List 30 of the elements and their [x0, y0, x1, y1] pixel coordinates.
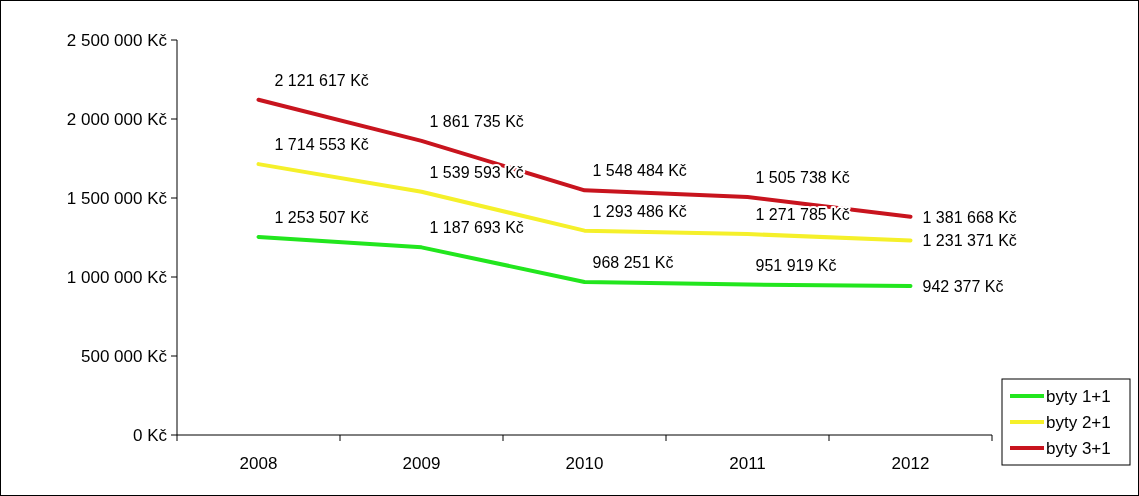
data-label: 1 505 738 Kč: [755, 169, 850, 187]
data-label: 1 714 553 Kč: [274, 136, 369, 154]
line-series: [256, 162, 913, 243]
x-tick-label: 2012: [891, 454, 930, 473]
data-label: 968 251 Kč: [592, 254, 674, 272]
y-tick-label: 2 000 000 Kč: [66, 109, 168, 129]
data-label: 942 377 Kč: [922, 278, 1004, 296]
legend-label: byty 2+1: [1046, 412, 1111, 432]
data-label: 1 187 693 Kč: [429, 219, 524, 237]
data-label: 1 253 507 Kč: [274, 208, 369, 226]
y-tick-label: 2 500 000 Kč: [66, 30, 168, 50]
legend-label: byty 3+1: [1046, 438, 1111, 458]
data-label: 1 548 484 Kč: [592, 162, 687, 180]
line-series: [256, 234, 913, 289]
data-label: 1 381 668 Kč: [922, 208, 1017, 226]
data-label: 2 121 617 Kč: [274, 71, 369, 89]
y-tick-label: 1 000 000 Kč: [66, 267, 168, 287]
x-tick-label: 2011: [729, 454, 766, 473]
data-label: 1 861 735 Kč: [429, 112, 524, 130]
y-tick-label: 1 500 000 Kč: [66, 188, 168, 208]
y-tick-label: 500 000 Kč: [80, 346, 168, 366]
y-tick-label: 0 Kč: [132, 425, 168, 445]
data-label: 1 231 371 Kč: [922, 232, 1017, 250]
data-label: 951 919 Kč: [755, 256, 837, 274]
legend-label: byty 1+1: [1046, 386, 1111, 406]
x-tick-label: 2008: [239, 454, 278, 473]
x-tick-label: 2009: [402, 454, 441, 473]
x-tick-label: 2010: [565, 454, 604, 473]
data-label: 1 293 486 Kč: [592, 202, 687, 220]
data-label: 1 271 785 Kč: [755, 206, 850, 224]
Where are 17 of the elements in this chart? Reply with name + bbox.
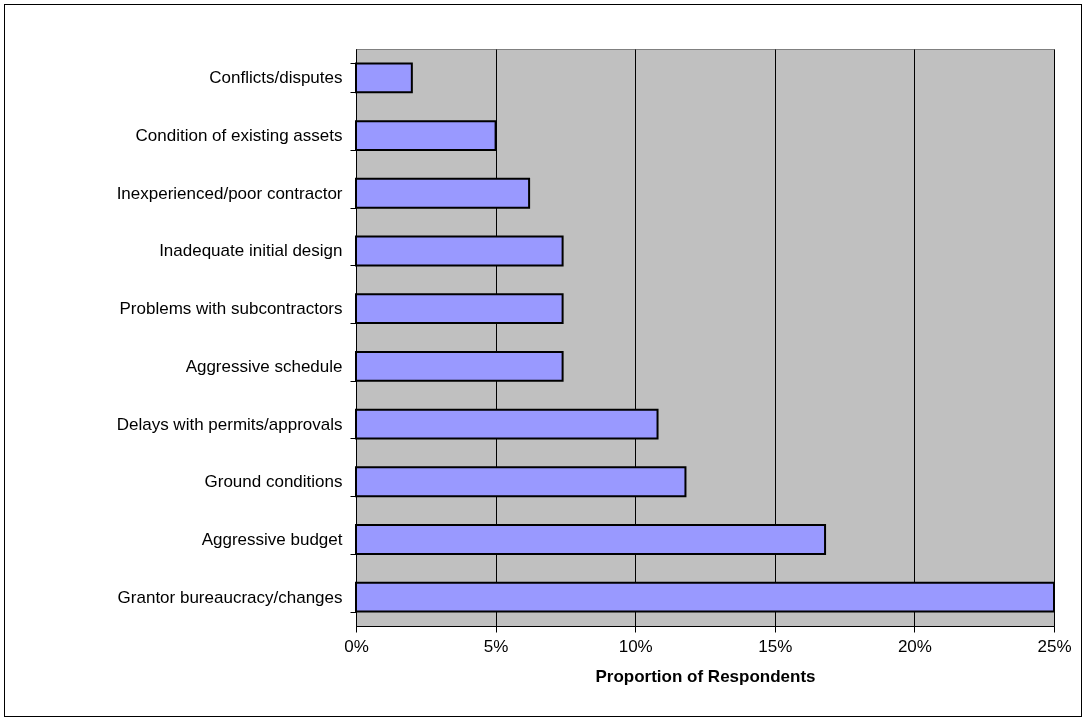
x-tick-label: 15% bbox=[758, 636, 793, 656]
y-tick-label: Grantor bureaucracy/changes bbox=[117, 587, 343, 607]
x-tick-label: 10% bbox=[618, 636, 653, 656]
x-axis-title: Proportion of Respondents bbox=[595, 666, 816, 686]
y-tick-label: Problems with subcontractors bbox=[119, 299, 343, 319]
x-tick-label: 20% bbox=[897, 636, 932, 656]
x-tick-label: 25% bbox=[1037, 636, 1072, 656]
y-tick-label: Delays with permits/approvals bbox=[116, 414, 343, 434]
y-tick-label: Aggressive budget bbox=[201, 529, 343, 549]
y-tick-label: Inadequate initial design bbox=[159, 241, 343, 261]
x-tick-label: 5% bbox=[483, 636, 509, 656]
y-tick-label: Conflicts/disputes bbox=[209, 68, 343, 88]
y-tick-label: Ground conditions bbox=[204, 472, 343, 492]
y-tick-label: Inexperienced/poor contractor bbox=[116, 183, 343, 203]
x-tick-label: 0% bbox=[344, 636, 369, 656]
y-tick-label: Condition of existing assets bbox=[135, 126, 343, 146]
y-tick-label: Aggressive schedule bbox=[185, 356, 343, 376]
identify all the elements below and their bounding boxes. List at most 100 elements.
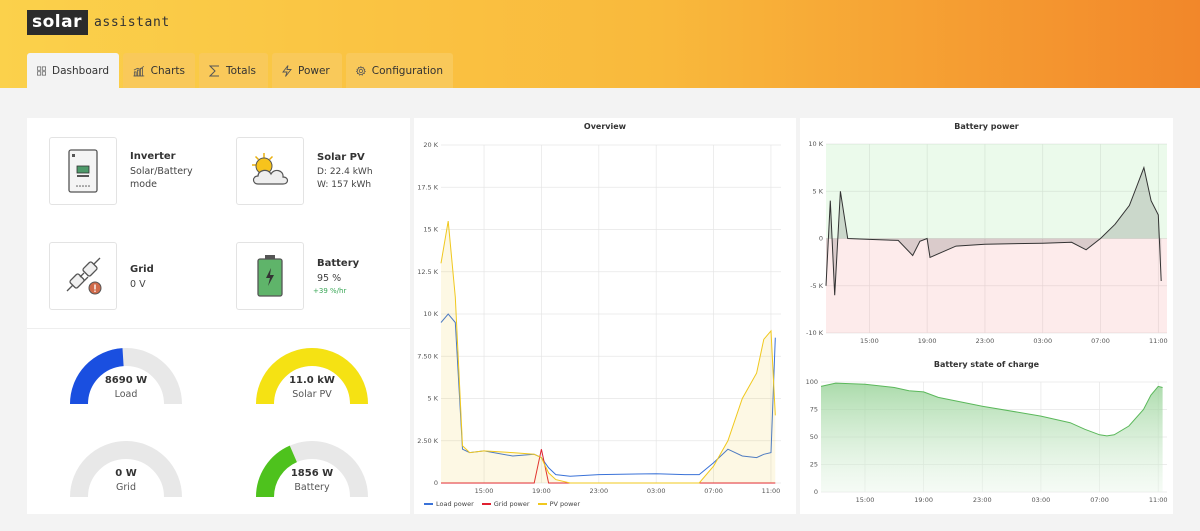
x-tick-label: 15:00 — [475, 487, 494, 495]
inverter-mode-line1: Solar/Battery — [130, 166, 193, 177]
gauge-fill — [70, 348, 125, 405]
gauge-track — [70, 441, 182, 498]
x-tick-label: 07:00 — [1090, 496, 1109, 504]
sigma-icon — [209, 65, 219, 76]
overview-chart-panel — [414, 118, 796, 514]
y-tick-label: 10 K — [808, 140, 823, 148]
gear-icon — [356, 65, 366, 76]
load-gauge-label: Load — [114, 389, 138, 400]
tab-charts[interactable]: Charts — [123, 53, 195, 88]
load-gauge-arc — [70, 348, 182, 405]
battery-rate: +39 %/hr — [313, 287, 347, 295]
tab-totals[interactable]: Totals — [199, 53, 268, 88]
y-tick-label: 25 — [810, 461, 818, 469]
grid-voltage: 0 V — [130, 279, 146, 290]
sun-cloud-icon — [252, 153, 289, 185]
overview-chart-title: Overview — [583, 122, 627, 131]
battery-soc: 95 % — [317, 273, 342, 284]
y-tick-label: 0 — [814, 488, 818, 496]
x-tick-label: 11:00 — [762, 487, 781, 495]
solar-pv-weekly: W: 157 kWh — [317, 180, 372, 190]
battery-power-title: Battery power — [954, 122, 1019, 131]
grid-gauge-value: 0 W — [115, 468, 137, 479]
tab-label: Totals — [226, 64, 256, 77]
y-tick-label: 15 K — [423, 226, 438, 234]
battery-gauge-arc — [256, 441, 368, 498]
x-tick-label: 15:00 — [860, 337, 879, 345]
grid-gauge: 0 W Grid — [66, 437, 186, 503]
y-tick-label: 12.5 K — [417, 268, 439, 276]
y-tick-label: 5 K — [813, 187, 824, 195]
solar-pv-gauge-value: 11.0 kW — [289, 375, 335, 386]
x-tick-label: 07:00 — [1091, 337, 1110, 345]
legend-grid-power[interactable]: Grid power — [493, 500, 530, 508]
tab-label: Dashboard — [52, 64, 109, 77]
::::
Render the material as a numbered list, starting with the line that contains "data-label: 1 505" and going on through the line that contains "y-tick-label: 1 000", with blank lines left out.

**Output of the exercise:**
1. data-label: 1 505 738 Kč: [755, 169, 850, 187]
2. data-label: 1 714 553 Kč: [274, 136, 369, 154]
3. line-series: [256, 162, 913, 243]
4. x-tick-label: 2012: [891, 454, 930, 473]
5. data-label: 968 251 Kč: [592, 254, 674, 272]
6. y-tick-label: 2 000 000 Kč: [66, 109, 168, 129]
7. data-label: 942 377 Kč: [922, 278, 1004, 296]
8. legend-label: byty 2+1: [1046, 412, 1111, 432]
9. data-label: 1 187 693 Kč: [429, 219, 524, 237]
10. data-label: 1 253 507 Kč: [274, 208, 369, 226]
11. y-tick-label: 2 500 000 Kč: [66, 30, 168, 50]
12. legend-label: byty 3+1: [1046, 438, 1111, 458]
13. data-label: 1 548 484 Kč: [592, 162, 687, 180]
14. line-series: [256, 234, 913, 289]
15. data-label: 1 381 668 Kč: [922, 208, 1017, 226]
16. data-label: 2 121 617 Kč: [274, 71, 369, 89]
17. y-tick-label: 1 000 000 Kč: [66, 267, 168, 287]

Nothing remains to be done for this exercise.